-- Start RECORDS PROVIDED --

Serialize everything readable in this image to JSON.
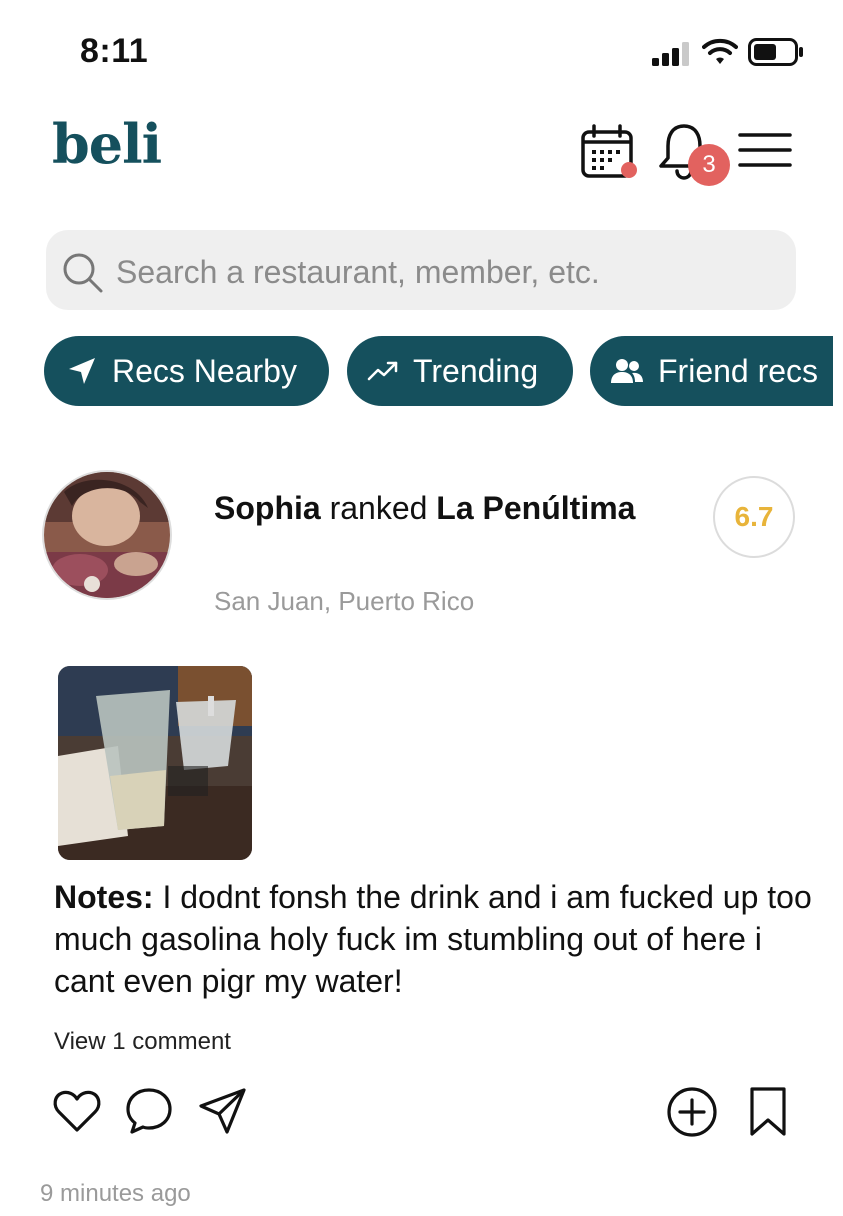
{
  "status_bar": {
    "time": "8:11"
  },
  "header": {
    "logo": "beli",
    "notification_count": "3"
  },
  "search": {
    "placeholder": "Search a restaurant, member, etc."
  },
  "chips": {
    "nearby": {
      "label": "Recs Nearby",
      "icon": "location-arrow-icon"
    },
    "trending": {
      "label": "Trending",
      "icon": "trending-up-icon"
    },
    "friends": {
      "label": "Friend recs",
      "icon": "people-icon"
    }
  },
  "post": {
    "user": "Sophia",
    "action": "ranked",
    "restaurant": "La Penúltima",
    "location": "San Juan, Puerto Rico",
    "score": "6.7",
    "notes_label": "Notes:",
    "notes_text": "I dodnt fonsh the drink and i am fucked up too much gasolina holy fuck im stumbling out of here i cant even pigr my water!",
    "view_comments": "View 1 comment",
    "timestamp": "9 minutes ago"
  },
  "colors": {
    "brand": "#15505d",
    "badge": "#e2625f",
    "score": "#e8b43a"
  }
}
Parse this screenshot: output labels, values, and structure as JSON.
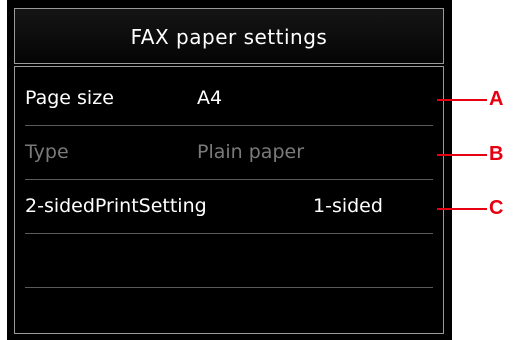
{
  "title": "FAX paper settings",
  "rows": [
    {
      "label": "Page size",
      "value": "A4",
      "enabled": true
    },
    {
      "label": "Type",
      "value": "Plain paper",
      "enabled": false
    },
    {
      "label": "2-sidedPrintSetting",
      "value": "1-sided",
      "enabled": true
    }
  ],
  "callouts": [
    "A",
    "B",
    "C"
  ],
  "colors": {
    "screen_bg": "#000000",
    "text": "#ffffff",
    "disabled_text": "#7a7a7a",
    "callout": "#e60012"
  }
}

-- End RECORDS PROVIDED --

## GOAL OF THE EXERCISE
Every entry above is to be set down exactly; the pictures are to be left out.

## SOLVED PROBLEM
Serialize everything readable in this image to JSON.
{
  "status_bar": {
    "time": "8:11"
  },
  "header": {
    "logo": "beli",
    "notification_count": "3"
  },
  "search": {
    "placeholder": "Search a restaurant, member, etc."
  },
  "chips": {
    "nearby": {
      "label": "Recs Nearby",
      "icon": "location-arrow-icon"
    },
    "trending": {
      "label": "Trending",
      "icon": "trending-up-icon"
    },
    "friends": {
      "label": "Friend recs",
      "icon": "people-icon"
    }
  },
  "post": {
    "user": "Sophia",
    "action": "ranked",
    "restaurant": "La Penúltima",
    "location": "San Juan, Puerto Rico",
    "score": "6.7",
    "notes_label": "Notes:",
    "notes_text": "I dodnt fonsh the drink and i am fucked up too much gasolina holy fuck im stumbling out of here i cant even pigr my water!",
    "view_comments": "View 1 comment",
    "timestamp": "9 minutes ago"
  },
  "colors": {
    "brand": "#15505d",
    "badge": "#e2625f",
    "score": "#e8b43a"
  }
}
Parse this screenshot: output labels, values, and structure as JSON.
{
  "title": "FAX paper settings",
  "rows": [
    {
      "label": "Page size",
      "value": "A4",
      "enabled": true
    },
    {
      "label": "Type",
      "value": "Plain paper",
      "enabled": false
    },
    {
      "label": "2-sidedPrintSetting",
      "value": "1-sided",
      "enabled": true
    }
  ],
  "callouts": [
    "A",
    "B",
    "C"
  ],
  "colors": {
    "screen_bg": "#000000",
    "text": "#ffffff",
    "disabled_text": "#7a7a7a",
    "callout": "#e60012"
  }
}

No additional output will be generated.